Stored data
::::::::::
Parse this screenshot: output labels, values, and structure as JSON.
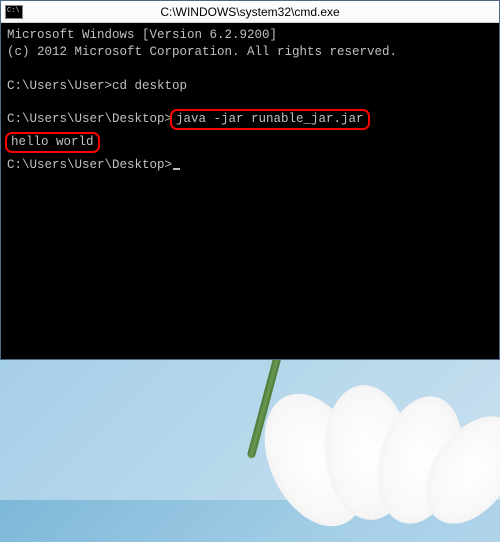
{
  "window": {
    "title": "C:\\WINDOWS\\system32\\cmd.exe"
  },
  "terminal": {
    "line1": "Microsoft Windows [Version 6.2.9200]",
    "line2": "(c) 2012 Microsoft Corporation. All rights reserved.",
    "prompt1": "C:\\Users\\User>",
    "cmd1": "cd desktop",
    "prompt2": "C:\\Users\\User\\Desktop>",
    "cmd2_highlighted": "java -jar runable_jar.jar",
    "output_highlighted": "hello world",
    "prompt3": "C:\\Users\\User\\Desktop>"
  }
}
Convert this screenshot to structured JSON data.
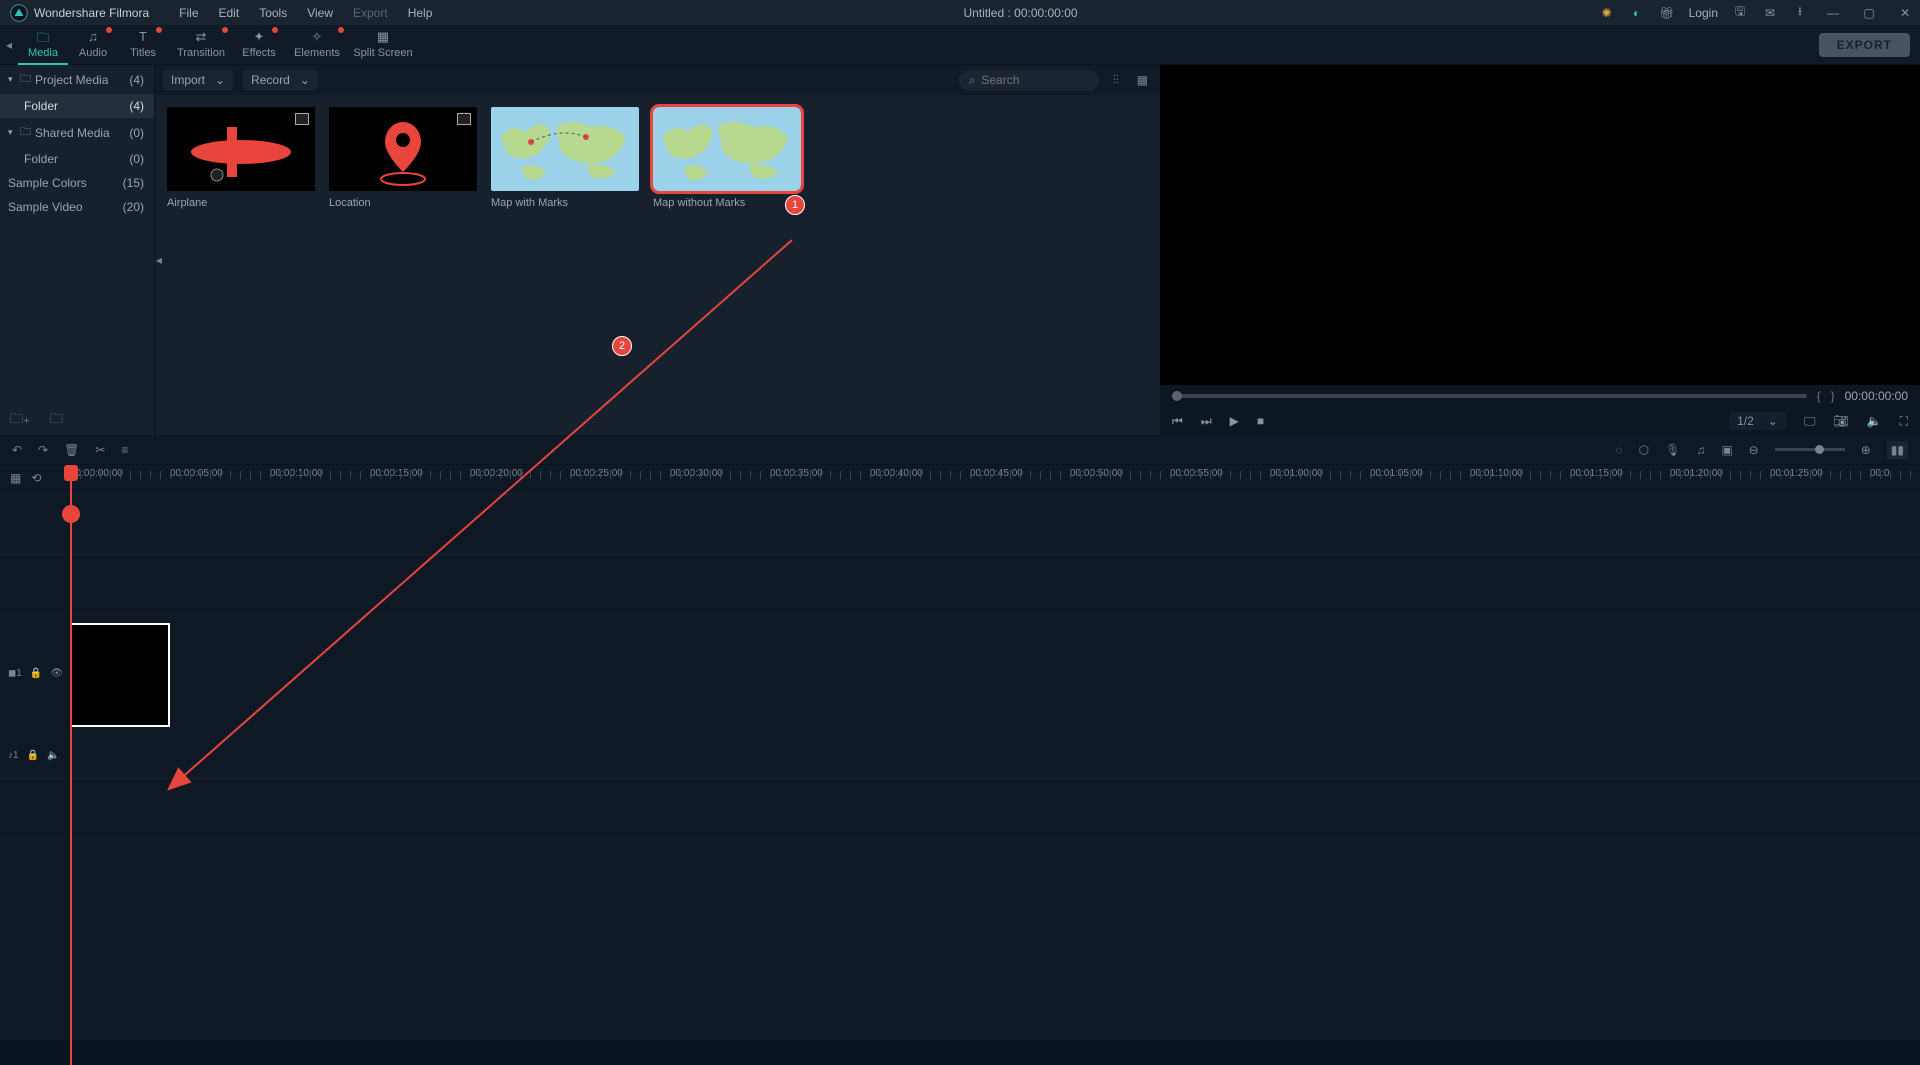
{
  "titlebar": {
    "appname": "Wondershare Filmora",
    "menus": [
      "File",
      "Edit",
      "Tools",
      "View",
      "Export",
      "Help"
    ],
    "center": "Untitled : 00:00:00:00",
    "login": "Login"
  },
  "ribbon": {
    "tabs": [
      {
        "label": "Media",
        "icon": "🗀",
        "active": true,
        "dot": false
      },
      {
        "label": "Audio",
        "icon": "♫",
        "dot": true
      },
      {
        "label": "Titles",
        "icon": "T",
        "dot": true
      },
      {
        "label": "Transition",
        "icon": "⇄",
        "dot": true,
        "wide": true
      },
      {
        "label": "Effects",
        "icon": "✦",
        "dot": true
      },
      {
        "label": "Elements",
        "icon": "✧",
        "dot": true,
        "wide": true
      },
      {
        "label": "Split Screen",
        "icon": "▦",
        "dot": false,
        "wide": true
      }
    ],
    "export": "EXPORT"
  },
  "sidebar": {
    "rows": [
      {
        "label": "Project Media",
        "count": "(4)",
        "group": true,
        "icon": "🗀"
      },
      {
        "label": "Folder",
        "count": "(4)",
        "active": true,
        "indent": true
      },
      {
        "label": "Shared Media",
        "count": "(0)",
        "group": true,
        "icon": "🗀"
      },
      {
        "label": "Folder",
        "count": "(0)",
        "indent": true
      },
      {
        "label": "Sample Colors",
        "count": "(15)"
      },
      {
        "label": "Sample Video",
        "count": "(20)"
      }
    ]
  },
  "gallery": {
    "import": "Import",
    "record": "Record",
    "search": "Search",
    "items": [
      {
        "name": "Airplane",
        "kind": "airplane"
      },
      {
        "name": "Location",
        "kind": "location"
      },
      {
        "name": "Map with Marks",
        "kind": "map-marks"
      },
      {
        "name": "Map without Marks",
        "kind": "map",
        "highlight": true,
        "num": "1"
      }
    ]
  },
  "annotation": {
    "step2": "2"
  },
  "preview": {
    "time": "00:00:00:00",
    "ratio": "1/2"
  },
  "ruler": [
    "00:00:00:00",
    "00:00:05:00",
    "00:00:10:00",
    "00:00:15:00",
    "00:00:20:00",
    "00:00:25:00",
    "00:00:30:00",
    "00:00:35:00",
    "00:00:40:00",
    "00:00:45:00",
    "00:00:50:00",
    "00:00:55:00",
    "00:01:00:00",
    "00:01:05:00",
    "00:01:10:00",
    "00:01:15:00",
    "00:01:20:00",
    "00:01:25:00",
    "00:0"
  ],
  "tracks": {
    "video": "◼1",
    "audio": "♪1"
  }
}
::::::::::
▶ **Task**
Your task is to retype all the entries exactly and leave out any pictures.

▶ **Solved exercise**
Parse this screenshot: output labels, values, and structure as JSON.
{
  "window": {
    "title": "C:\\WINDOWS\\system32\\cmd.exe"
  },
  "terminal": {
    "line1": "Microsoft Windows [Version 6.2.9200]",
    "line2": "(c) 2012 Microsoft Corporation. All rights reserved.",
    "prompt1": "C:\\Users\\User>",
    "cmd1": "cd desktop",
    "prompt2": "C:\\Users\\User\\Desktop>",
    "cmd2_highlighted": "java -jar runable_jar.jar",
    "output_highlighted": "hello world",
    "prompt3": "C:\\Users\\User\\Desktop>"
  }
}
Convert this screenshot to structured JSON data.
{
  "titlebar": {
    "appname": "Wondershare Filmora",
    "menus": [
      "File",
      "Edit",
      "Tools",
      "View",
      "Export",
      "Help"
    ],
    "center": "Untitled : 00:00:00:00",
    "login": "Login"
  },
  "ribbon": {
    "tabs": [
      {
        "label": "Media",
        "icon": "🗀",
        "active": true,
        "dot": false
      },
      {
        "label": "Audio",
        "icon": "♫",
        "dot": true
      },
      {
        "label": "Titles",
        "icon": "T",
        "dot": true
      },
      {
        "label": "Transition",
        "icon": "⇄",
        "dot": true,
        "wide": true
      },
      {
        "label": "Effects",
        "icon": "✦",
        "dot": true
      },
      {
        "label": "Elements",
        "icon": "✧",
        "dot": true,
        "wide": true
      },
      {
        "label": "Split Screen",
        "icon": "▦",
        "dot": false,
        "wide": true
      }
    ],
    "export": "EXPORT"
  },
  "sidebar": {
    "rows": [
      {
        "label": "Project Media",
        "count": "(4)",
        "group": true,
        "icon": "🗀"
      },
      {
        "label": "Folder",
        "count": "(4)",
        "active": true,
        "indent": true
      },
      {
        "label": "Shared Media",
        "count": "(0)",
        "group": true,
        "icon": "🗀"
      },
      {
        "label": "Folder",
        "count": "(0)",
        "indent": true
      },
      {
        "label": "Sample Colors",
        "count": "(15)"
      },
      {
        "label": "Sample Video",
        "count": "(20)"
      }
    ]
  },
  "gallery": {
    "import": "Import",
    "record": "Record",
    "search": "Search",
    "items": [
      {
        "name": "Airplane",
        "kind": "airplane"
      },
      {
        "name": "Location",
        "kind": "location"
      },
      {
        "name": "Map with Marks",
        "kind": "map-marks"
      },
      {
        "name": "Map without Marks",
        "kind": "map",
        "highlight": true,
        "num": "1"
      }
    ]
  },
  "annotation": {
    "step2": "2"
  },
  "preview": {
    "time": "00:00:00:00",
    "ratio": "1/2"
  },
  "ruler": [
    "00:00:00:00",
    "00:00:05:00",
    "00:00:10:00",
    "00:00:15:00",
    "00:00:20:00",
    "00:00:25:00",
    "00:00:30:00",
    "00:00:35:00",
    "00:00:40:00",
    "00:00:45:00",
    "00:00:50:00",
    "00:00:55:00",
    "00:01:00:00",
    "00:01:05:00",
    "00:01:10:00",
    "00:01:15:00",
    "00:01:20:00",
    "00:01:25:00",
    "00:0"
  ],
  "tracks": {
    "video": "◼1",
    "audio": "♪1"
  }
}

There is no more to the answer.